[start of Records shown]

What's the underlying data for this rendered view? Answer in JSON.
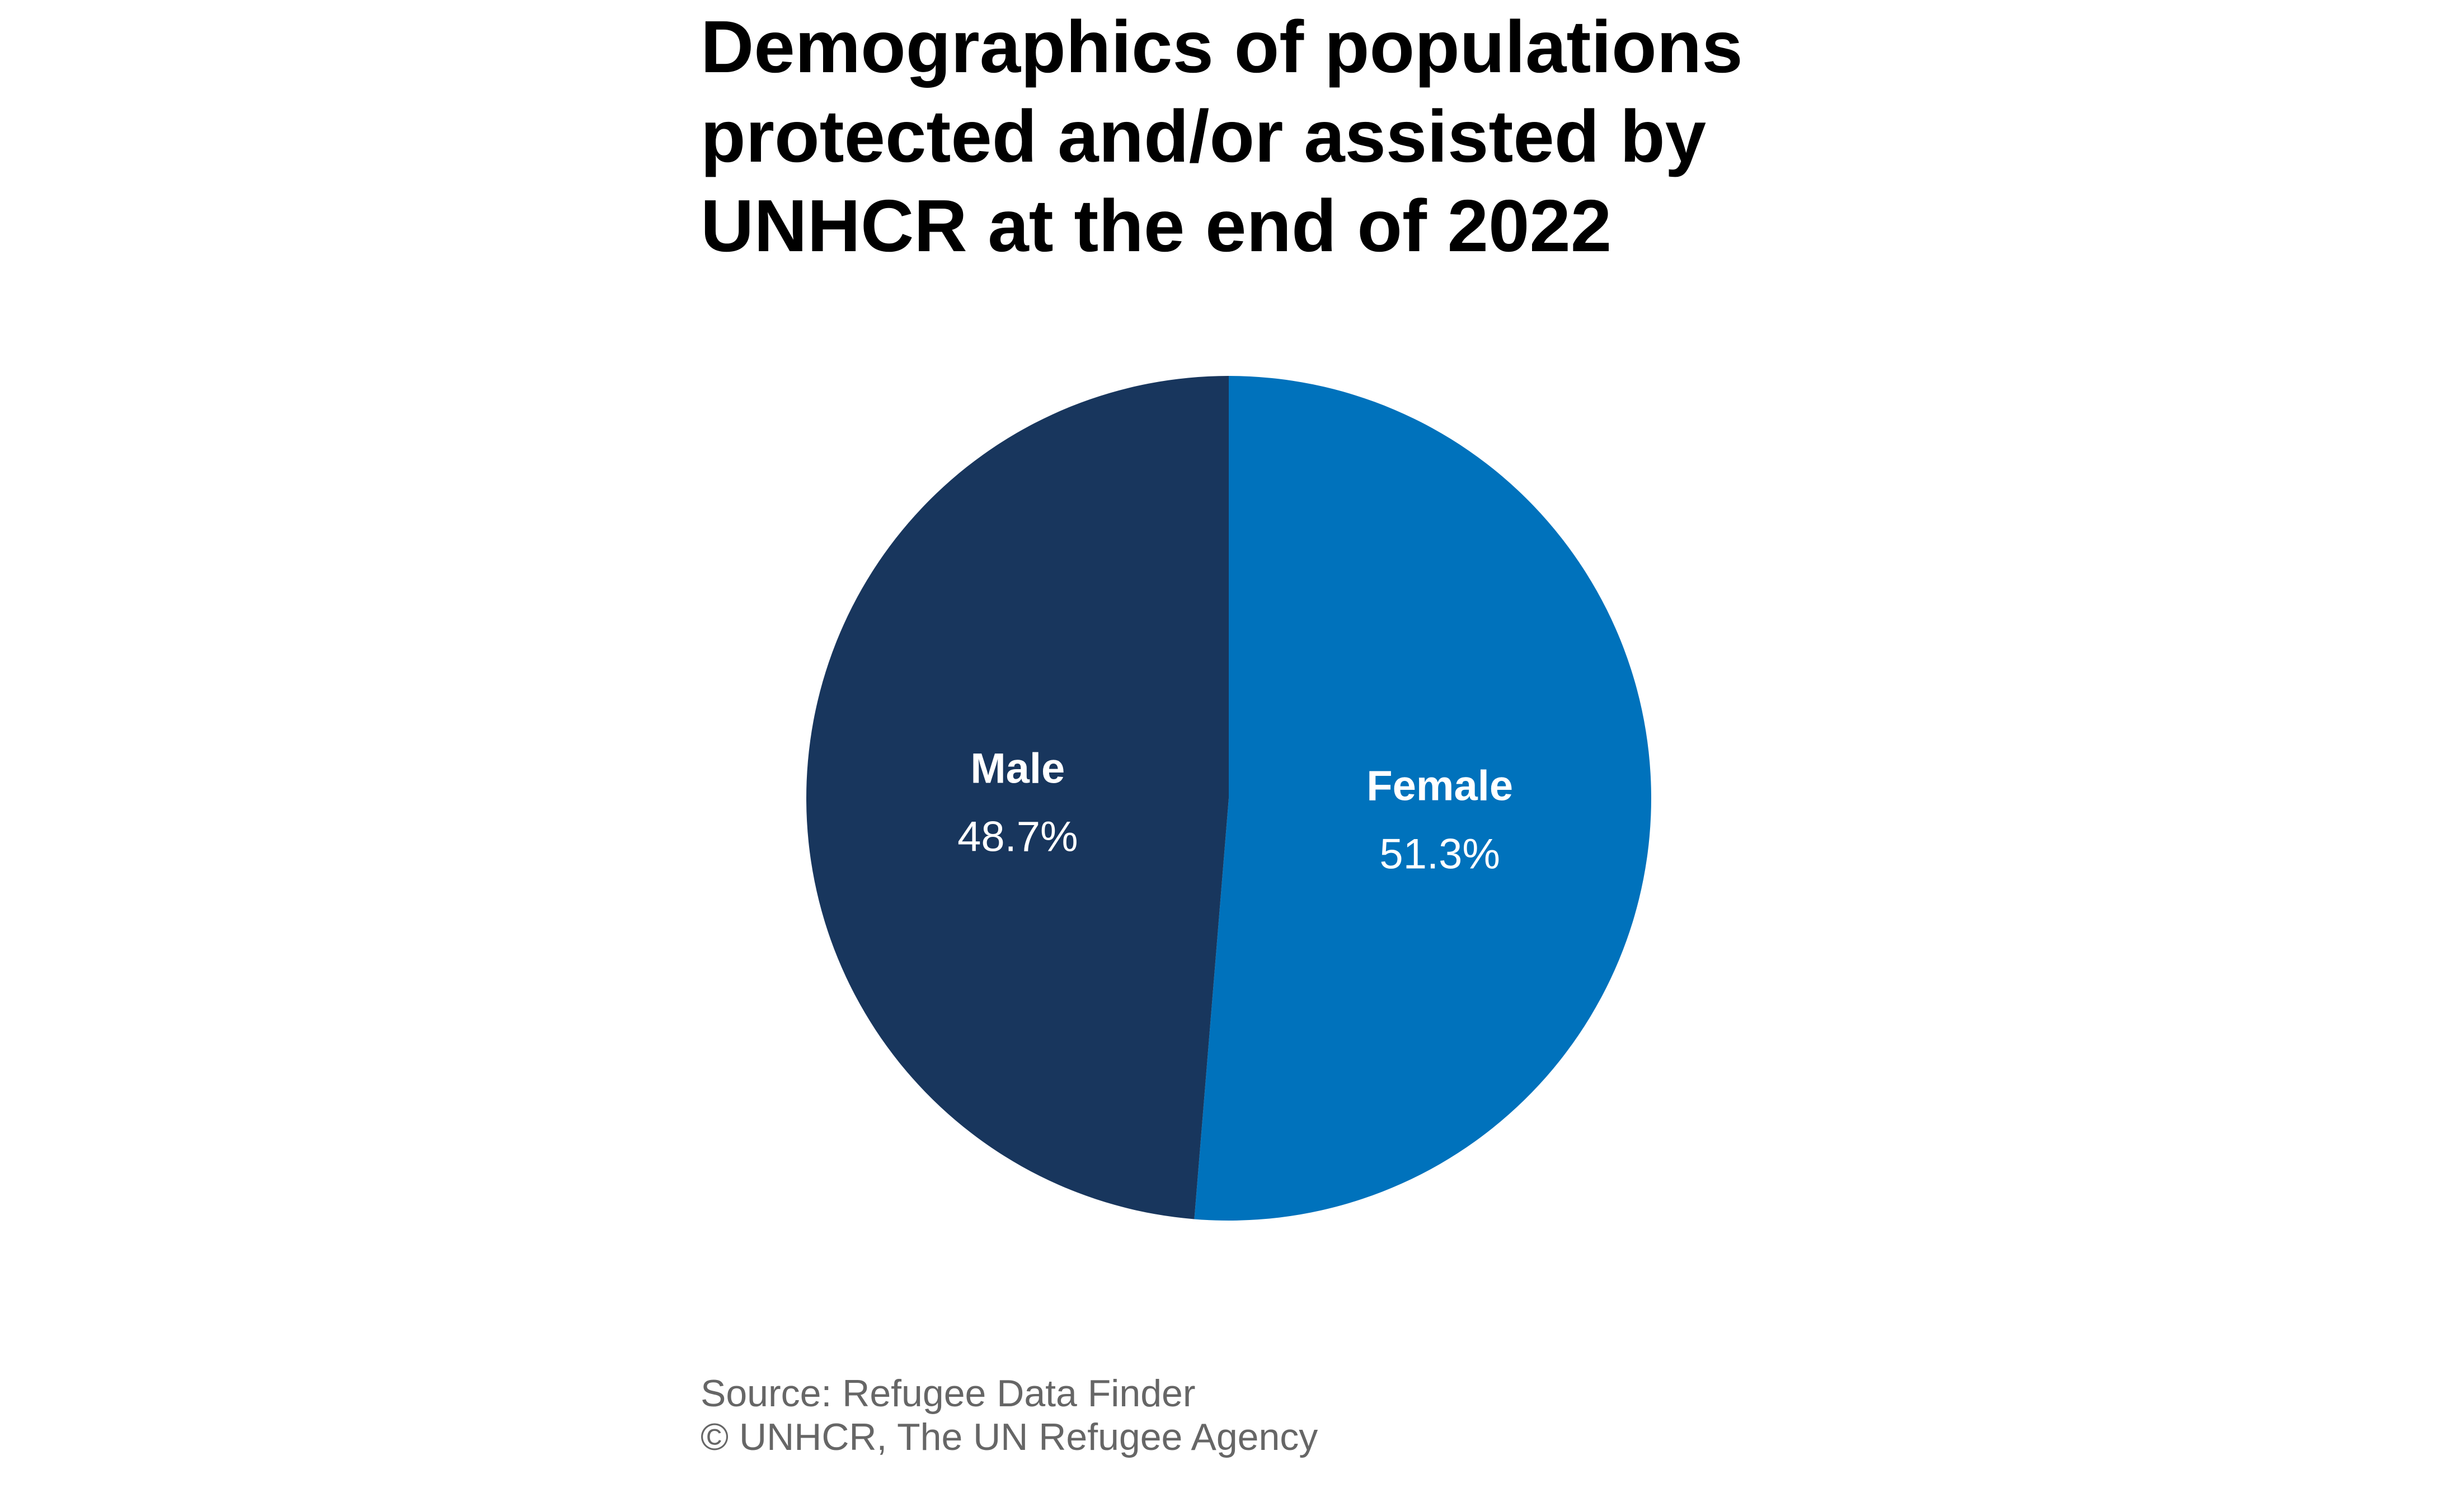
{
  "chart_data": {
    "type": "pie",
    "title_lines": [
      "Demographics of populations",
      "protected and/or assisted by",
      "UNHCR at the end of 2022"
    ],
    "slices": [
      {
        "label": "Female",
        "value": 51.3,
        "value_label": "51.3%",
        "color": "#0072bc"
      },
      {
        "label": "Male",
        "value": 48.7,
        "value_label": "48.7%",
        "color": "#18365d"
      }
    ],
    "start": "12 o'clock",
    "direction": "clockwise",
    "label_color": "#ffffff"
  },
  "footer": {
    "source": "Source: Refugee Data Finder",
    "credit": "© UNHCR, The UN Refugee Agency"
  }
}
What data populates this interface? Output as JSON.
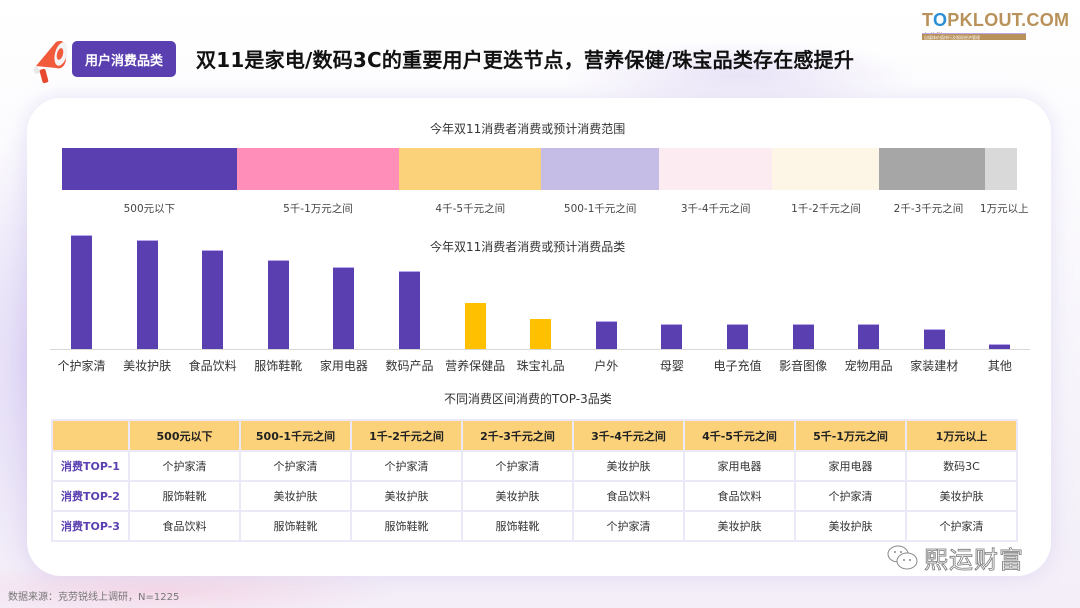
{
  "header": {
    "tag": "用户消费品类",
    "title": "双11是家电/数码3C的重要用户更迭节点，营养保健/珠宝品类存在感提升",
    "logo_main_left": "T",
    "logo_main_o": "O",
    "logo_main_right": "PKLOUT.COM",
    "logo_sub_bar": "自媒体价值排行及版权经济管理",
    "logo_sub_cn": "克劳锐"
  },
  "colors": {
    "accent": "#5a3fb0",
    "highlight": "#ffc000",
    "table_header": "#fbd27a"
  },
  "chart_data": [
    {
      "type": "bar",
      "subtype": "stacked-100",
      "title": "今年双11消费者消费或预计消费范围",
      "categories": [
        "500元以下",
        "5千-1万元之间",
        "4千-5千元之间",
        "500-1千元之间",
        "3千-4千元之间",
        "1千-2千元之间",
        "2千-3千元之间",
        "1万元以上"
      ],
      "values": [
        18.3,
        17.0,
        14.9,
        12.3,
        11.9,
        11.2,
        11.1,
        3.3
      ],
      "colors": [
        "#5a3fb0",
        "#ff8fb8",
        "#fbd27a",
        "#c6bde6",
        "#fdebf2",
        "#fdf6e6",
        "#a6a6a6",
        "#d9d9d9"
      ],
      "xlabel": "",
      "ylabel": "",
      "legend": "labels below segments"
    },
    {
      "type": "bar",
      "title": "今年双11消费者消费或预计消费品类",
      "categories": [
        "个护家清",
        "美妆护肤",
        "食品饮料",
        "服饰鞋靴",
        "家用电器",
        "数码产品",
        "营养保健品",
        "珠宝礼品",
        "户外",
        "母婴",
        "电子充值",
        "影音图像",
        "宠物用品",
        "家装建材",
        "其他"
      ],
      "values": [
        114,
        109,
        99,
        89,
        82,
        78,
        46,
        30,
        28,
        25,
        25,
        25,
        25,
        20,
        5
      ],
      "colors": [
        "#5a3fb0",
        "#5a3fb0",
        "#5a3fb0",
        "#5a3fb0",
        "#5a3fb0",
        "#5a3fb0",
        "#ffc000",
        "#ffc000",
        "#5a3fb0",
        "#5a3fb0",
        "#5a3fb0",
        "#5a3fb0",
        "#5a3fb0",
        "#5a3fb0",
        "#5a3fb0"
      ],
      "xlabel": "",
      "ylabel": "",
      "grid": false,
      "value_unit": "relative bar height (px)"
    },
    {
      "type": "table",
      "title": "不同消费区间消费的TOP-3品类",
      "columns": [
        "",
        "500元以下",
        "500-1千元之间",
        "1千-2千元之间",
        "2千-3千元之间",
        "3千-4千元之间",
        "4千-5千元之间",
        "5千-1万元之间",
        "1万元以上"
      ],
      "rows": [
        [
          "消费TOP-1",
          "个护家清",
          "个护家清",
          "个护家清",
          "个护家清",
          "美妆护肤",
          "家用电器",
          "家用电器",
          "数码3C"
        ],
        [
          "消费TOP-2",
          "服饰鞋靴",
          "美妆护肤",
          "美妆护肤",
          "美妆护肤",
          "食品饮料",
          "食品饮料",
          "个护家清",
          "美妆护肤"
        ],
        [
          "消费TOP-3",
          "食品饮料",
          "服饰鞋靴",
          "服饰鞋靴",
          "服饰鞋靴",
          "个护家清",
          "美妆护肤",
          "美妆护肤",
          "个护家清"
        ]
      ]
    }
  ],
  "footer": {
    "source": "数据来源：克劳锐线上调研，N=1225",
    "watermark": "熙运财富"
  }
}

[end of Records shown]

What is needed — Go through the material above and count the lines that contain "source"; give that number alone.

Exercise answer — 2